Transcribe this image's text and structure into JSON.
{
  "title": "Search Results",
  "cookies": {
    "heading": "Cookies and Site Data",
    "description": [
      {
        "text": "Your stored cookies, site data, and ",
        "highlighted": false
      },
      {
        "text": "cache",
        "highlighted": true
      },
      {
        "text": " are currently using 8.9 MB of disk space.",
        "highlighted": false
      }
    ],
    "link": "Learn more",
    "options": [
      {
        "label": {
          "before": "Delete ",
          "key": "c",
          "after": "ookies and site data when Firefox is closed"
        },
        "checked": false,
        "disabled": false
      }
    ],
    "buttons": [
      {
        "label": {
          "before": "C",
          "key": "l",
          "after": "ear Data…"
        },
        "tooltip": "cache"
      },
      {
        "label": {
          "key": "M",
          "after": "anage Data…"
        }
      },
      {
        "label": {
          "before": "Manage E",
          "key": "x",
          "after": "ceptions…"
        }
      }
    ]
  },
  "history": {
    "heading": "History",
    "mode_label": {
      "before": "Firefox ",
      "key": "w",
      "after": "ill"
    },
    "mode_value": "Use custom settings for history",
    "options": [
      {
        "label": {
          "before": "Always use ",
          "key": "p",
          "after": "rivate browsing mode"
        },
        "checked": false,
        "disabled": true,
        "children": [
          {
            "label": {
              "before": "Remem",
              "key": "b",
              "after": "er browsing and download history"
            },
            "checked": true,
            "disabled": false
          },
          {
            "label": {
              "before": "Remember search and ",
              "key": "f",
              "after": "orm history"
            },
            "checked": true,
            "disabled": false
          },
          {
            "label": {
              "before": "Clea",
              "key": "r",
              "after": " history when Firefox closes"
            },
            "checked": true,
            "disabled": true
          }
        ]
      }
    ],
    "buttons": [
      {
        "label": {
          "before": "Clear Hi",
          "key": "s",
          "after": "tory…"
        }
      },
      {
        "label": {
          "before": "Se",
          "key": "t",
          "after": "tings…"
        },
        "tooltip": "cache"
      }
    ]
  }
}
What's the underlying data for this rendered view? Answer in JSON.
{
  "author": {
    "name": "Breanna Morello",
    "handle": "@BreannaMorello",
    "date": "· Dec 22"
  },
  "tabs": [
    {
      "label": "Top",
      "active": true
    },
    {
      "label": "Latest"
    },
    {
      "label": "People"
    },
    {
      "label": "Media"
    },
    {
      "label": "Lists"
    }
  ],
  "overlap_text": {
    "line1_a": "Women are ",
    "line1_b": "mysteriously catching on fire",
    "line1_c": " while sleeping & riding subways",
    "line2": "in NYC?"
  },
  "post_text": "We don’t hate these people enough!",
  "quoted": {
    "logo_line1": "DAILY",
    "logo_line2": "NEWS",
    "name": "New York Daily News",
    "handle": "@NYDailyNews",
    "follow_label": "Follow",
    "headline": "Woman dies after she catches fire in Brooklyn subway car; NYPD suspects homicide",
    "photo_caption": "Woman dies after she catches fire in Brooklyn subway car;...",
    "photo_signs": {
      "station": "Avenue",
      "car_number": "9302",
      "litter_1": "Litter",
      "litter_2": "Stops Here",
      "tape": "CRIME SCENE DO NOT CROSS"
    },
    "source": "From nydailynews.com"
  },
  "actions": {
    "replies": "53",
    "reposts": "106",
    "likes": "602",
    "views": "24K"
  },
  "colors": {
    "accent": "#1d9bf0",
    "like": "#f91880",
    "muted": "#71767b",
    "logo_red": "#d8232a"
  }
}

- - - -

## Exercise task:
Copy each line of the records above that carries the word "heading".

## Output of the exercise:
    "heading": "Cookies and Site Data",
    "heading": "History",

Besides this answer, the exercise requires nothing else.